**What is required**
From the entries below, copy every line where the string "this" appears.
>> START Working data
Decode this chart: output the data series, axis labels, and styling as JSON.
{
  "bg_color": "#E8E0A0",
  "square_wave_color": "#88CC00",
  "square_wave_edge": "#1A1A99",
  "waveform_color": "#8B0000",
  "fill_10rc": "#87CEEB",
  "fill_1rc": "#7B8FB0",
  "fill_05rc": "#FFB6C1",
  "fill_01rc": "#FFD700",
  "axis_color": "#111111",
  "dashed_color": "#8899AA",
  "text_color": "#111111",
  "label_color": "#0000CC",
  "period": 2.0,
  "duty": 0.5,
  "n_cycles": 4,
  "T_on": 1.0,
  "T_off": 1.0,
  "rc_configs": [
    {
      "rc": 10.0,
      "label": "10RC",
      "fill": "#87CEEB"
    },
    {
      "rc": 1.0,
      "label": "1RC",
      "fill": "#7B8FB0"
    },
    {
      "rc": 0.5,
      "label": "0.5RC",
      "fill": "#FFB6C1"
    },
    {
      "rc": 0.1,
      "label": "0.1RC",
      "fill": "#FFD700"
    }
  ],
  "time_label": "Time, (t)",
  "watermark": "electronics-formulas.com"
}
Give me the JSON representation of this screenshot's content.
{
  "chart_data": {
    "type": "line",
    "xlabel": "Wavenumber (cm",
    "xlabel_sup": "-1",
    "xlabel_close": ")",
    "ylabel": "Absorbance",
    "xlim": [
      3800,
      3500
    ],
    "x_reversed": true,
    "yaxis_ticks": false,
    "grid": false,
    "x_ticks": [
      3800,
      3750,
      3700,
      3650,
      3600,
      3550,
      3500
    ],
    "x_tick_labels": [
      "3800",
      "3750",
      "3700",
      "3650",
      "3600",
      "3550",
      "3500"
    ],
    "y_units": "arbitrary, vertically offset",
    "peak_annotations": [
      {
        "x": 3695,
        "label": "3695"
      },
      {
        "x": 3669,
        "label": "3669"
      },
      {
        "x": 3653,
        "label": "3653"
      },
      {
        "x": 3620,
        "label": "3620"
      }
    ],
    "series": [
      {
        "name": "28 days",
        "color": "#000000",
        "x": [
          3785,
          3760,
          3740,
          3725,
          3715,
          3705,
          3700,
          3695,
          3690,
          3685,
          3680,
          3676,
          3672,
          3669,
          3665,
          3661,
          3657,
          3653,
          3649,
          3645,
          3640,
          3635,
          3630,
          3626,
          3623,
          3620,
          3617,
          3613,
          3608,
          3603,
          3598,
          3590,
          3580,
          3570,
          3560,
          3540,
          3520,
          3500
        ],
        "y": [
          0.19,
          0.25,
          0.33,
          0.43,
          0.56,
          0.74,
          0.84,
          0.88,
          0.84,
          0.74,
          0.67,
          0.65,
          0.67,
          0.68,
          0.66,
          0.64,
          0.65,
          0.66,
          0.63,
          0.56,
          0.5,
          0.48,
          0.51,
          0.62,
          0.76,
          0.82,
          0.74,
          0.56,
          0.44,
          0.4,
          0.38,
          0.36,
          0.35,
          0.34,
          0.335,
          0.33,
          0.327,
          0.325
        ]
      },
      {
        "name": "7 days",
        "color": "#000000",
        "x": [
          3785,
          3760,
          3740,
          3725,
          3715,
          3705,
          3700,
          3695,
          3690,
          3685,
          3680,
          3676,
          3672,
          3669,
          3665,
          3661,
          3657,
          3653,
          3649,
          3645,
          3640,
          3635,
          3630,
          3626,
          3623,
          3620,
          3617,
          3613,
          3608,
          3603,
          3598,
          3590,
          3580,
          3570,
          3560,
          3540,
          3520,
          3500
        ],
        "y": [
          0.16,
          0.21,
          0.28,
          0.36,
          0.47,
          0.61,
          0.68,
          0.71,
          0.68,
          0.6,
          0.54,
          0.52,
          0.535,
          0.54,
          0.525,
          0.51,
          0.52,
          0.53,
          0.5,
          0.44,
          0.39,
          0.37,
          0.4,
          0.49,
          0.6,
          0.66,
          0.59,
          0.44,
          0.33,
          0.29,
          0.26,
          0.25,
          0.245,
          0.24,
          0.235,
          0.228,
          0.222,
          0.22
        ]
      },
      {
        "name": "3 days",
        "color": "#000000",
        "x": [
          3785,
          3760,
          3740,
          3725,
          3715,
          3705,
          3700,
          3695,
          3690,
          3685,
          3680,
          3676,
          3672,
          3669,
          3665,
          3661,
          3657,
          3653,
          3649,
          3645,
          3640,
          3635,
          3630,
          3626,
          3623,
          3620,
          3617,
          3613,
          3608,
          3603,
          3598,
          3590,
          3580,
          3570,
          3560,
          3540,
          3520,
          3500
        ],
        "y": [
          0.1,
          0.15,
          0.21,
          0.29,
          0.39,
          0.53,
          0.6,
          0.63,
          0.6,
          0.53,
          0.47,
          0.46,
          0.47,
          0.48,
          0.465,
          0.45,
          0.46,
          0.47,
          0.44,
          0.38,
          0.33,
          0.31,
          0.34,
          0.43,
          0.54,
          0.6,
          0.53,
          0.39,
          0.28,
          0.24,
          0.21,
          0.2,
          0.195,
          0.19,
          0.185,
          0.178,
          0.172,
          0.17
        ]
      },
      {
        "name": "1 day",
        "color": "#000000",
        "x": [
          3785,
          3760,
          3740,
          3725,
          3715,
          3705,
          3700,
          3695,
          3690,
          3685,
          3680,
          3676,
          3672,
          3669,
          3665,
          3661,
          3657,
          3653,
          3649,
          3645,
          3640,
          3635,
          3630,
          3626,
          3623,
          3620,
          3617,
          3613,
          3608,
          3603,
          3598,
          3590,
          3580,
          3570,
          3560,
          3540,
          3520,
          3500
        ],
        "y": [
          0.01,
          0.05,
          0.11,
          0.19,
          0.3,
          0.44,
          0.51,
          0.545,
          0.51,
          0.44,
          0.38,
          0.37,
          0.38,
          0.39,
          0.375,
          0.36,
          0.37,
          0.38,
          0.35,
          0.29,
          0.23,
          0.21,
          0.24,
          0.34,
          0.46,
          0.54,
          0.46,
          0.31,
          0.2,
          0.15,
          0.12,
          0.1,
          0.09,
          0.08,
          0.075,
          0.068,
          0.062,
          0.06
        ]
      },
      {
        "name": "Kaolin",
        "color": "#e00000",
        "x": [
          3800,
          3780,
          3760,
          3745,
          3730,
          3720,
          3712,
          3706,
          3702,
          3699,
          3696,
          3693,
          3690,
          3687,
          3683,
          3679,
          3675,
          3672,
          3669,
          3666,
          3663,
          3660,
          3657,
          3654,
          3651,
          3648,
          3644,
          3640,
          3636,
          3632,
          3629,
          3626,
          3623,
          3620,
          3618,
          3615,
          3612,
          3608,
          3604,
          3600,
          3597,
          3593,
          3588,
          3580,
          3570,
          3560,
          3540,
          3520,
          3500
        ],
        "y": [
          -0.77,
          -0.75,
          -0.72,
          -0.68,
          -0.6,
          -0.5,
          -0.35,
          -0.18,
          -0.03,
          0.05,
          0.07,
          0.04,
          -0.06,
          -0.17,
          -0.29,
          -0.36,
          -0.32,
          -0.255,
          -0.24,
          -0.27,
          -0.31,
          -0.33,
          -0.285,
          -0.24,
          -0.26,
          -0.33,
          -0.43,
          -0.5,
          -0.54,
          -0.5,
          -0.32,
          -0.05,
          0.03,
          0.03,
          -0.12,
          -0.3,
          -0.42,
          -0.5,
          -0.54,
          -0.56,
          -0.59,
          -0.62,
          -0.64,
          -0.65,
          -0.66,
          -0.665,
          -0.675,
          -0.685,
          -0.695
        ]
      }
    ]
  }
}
>> END Working data
**Expected answer**
Decode this chart: output the data series, axis labels, and styling as JSON.
Give me the JSON representation of this screenshot's content.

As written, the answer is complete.